All of the data should be repeated exactly; pictures are not part of the copy.

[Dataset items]
'''

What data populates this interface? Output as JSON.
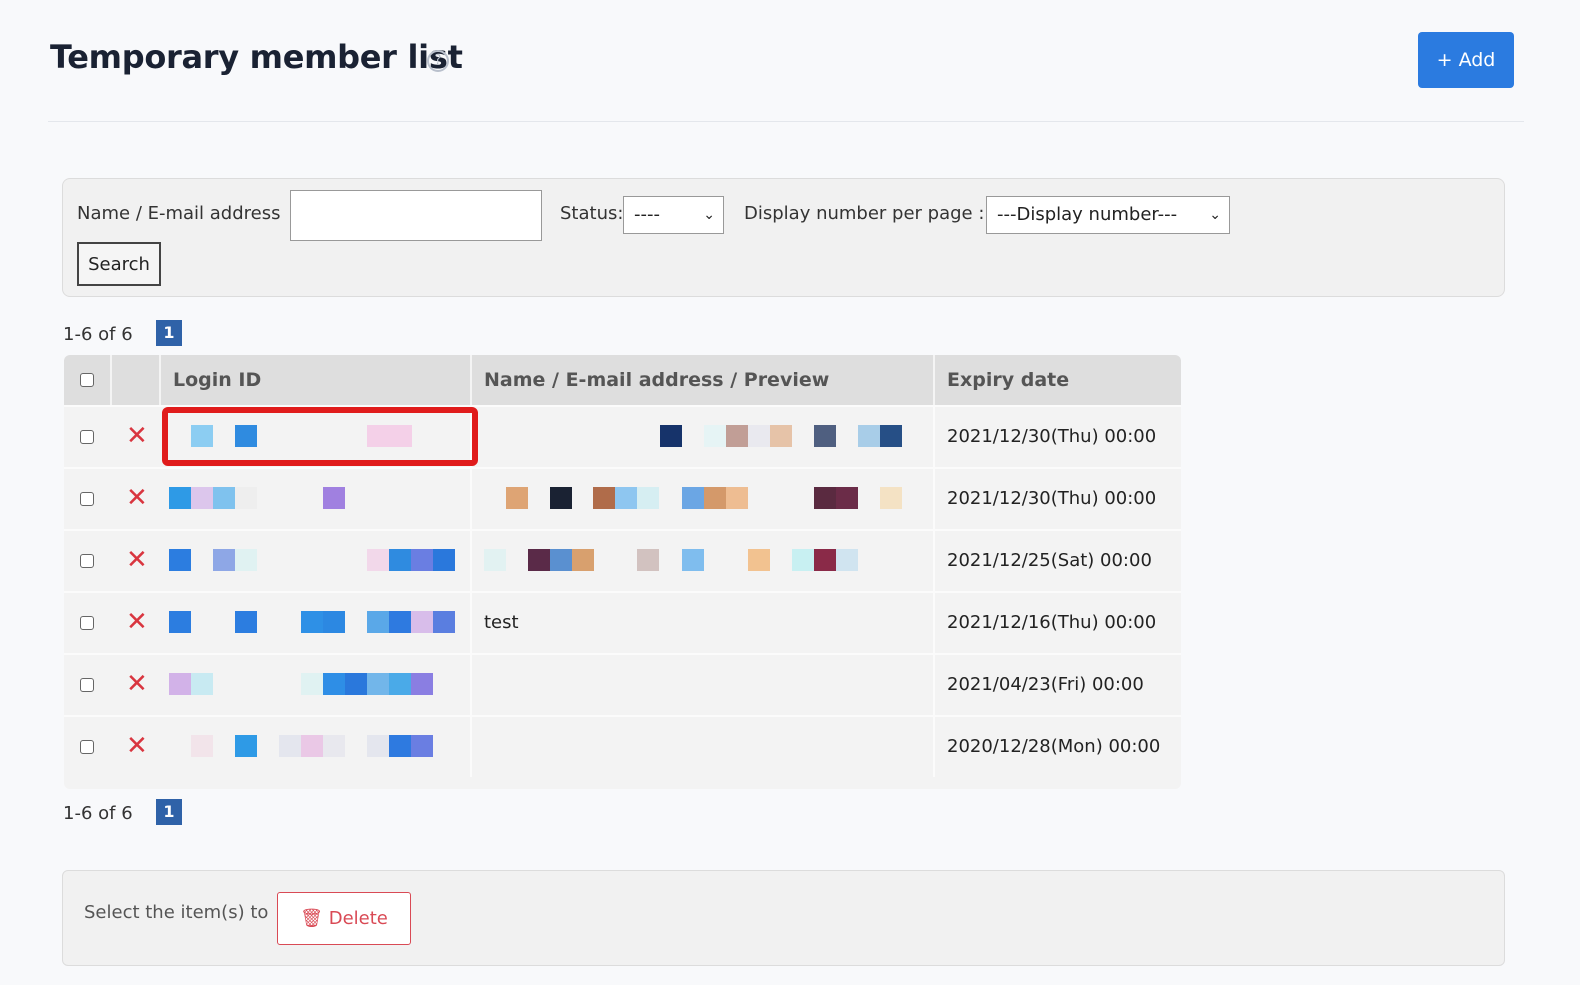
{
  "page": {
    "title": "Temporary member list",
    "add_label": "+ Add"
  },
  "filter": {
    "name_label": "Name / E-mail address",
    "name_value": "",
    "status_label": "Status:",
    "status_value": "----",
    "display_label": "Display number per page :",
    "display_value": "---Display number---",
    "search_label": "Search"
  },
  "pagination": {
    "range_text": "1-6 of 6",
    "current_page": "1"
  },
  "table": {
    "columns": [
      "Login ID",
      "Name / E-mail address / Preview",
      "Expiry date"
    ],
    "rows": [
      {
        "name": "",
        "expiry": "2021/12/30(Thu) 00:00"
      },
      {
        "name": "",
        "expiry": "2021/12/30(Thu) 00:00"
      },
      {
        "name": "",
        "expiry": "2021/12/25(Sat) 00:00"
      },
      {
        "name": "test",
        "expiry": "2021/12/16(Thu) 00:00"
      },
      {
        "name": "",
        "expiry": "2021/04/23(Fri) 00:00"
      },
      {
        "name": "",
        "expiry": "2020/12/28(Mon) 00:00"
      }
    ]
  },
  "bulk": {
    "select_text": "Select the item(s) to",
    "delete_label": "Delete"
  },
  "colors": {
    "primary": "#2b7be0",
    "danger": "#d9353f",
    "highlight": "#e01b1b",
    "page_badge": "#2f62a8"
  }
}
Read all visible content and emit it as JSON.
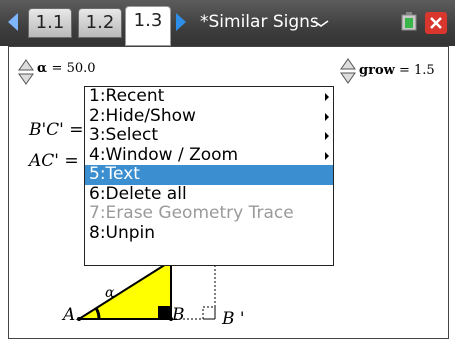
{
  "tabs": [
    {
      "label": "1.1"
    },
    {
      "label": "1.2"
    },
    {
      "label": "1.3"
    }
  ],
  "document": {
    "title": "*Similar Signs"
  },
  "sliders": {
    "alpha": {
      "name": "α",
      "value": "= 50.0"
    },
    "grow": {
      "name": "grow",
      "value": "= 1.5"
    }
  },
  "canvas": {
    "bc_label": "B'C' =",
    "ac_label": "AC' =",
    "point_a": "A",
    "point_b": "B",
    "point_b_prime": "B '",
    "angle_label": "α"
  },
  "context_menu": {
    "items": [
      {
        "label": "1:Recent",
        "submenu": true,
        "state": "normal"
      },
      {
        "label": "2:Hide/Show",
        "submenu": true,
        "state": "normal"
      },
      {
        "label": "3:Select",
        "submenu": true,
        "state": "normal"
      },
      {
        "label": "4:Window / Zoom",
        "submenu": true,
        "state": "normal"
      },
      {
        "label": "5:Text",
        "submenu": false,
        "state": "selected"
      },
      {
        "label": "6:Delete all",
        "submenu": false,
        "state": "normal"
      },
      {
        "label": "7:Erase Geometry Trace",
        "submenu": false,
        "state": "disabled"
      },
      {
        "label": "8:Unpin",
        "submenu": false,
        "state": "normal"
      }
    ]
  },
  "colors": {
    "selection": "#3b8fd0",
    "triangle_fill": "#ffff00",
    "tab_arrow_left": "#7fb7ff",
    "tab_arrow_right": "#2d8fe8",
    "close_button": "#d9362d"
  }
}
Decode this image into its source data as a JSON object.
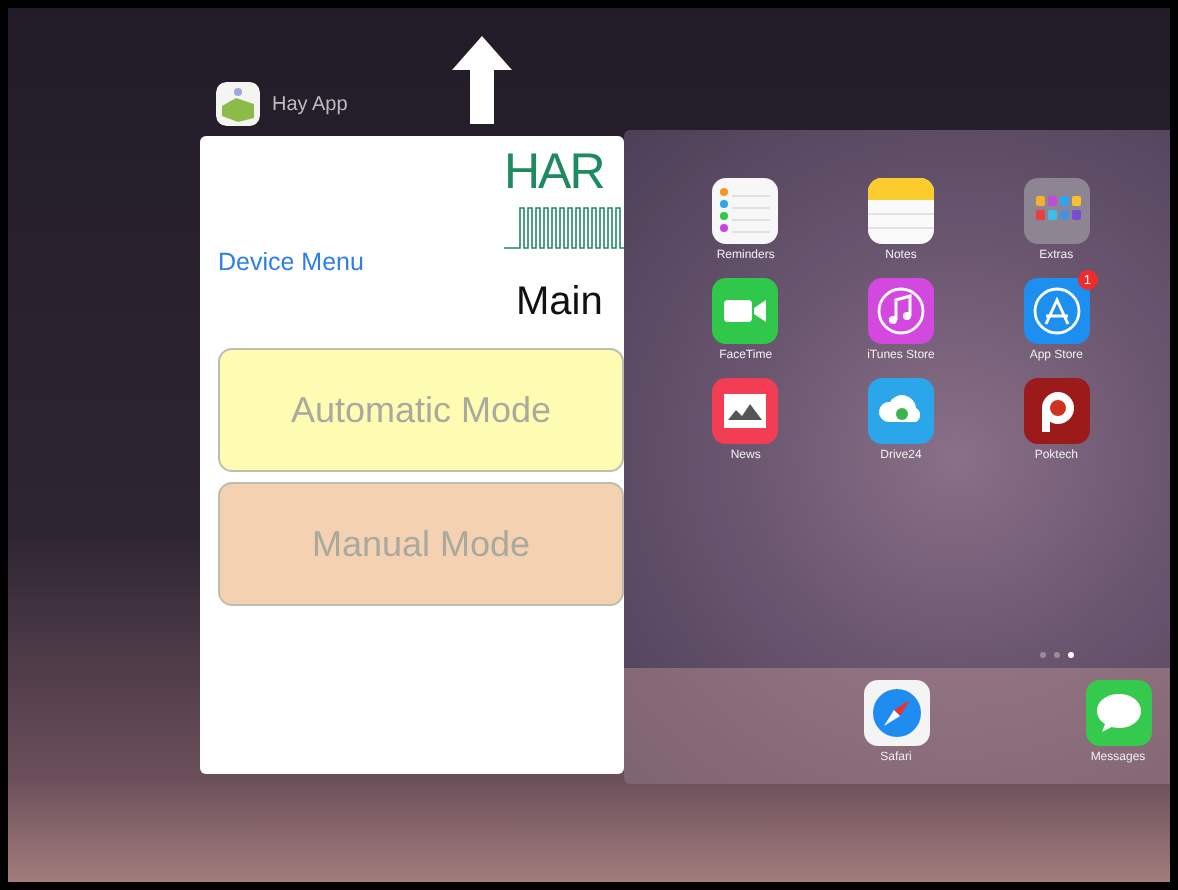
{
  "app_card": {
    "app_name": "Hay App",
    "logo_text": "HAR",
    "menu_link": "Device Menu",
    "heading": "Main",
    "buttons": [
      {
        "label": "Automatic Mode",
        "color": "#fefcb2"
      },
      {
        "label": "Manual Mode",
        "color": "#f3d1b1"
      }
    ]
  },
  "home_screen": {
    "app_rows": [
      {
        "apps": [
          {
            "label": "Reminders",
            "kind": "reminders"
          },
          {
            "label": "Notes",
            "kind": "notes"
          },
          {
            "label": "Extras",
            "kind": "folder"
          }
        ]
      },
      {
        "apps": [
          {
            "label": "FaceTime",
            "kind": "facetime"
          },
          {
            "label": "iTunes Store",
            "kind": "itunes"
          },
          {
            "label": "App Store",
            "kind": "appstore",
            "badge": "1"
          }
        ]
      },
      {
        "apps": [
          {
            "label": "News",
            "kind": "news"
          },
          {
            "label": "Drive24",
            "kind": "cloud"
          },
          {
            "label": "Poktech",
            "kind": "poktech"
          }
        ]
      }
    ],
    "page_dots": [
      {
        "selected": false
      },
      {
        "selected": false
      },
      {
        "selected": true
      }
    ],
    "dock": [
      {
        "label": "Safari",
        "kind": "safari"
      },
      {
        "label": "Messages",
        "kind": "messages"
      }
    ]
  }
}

'''

Final result:
What data populates this interface? Output as JSON.
{
  "page": {
    "title": "Temporary member list",
    "add_label": "+ Add"
  },
  "filter": {
    "name_label": "Name / E-mail address",
    "name_value": "",
    "status_label": "Status:",
    "status_value": "----",
    "display_label": "Display number per page :",
    "display_value": "---Display number---",
    "search_label": "Search"
  },
  "pagination": {
    "range_text": "1-6 of 6",
    "current_page": "1"
  },
  "table": {
    "columns": [
      "Login ID",
      "Name / E-mail address / Preview",
      "Expiry date"
    ],
    "rows": [
      {
        "name": "",
        "expiry": "2021/12/30(Thu) 00:00"
      },
      {
        "name": "",
        "expiry": "2021/12/30(Thu) 00:00"
      },
      {
        "name": "",
        "expiry": "2021/12/25(Sat) 00:00"
      },
      {
        "name": "test",
        "expiry": "2021/12/16(Thu) 00:00"
      },
      {
        "name": "",
        "expiry": "2021/04/23(Fri) 00:00"
      },
      {
        "name": "",
        "expiry": "2020/12/28(Mon) 00:00"
      }
    ]
  },
  "bulk": {
    "select_text": "Select the item(s) to",
    "delete_label": "Delete"
  },
  "colors": {
    "primary": "#2b7be0",
    "danger": "#d9353f",
    "highlight": "#e01b1b",
    "page_badge": "#2f62a8"
  }
}
Read all visible content and emit it as JSON.
{
  "tabs": [
    {
      "label": "1.1"
    },
    {
      "label": "1.2"
    },
    {
      "label": "1.3"
    }
  ],
  "document": {
    "title": "*Similar Signs"
  },
  "sliders": {
    "alpha": {
      "name": "α",
      "value": "= 50.0"
    },
    "grow": {
      "name": "grow",
      "value": "= 1.5"
    }
  },
  "canvas": {
    "bc_label": "B'C' =",
    "ac_label": "AC' =",
    "point_a": "A",
    "point_b": "B",
    "point_b_prime": "B '",
    "angle_label": "α"
  },
  "context_menu": {
    "items": [
      {
        "label": "1:Recent",
        "submenu": true,
        "state": "normal"
      },
      {
        "label": "2:Hide/Show",
        "submenu": true,
        "state": "normal"
      },
      {
        "label": "3:Select",
        "submenu": true,
        "state": "normal"
      },
      {
        "label": "4:Window / Zoom",
        "submenu": true,
        "state": "normal"
      },
      {
        "label": "5:Text",
        "submenu": false,
        "state": "selected"
      },
      {
        "label": "6:Delete all",
        "submenu": false,
        "state": "normal"
      },
      {
        "label": "7:Erase Geometry Trace",
        "submenu": false,
        "state": "disabled"
      },
      {
        "label": "8:Unpin",
        "submenu": false,
        "state": "normal"
      }
    ]
  },
  "colors": {
    "selection": "#3b8fd0",
    "triangle_fill": "#ffff00",
    "tab_arrow_left": "#7fb7ff",
    "tab_arrow_right": "#2d8fe8",
    "close_button": "#d9362d"
  }
}
Decode this image into its source data as a JSON object.
{
  "app_card": {
    "app_name": "Hay App",
    "logo_text": "HAR",
    "menu_link": "Device Menu",
    "heading": "Main",
    "buttons": [
      {
        "label": "Automatic Mode",
        "color": "#fefcb2"
      },
      {
        "label": "Manual Mode",
        "color": "#f3d1b1"
      }
    ]
  },
  "home_screen": {
    "app_rows": [
      {
        "apps": [
          {
            "label": "Reminders",
            "kind": "reminders"
          },
          {
            "label": "Notes",
            "kind": "notes"
          },
          {
            "label": "Extras",
            "kind": "folder"
          }
        ]
      },
      {
        "apps": [
          {
            "label": "FaceTime",
            "kind": "facetime"
          },
          {
            "label": "iTunes Store",
            "kind": "itunes"
          },
          {
            "label": "App Store",
            "kind": "appstore",
            "badge": "1"
          }
        ]
      },
      {
        "apps": [
          {
            "label": "News",
            "kind": "news"
          },
          {
            "label": "Drive24",
            "kind": "cloud"
          },
          {
            "label": "Poktech",
            "kind": "poktech"
          }
        ]
      }
    ],
    "page_dots": [
      {
        "selected": false
      },
      {
        "selected": false
      },
      {
        "selected": true
      }
    ],
    "dock": [
      {
        "label": "Safari",
        "kind": "safari"
      },
      {
        "label": "Messages",
        "kind": "messages"
      }
    ]
  }
}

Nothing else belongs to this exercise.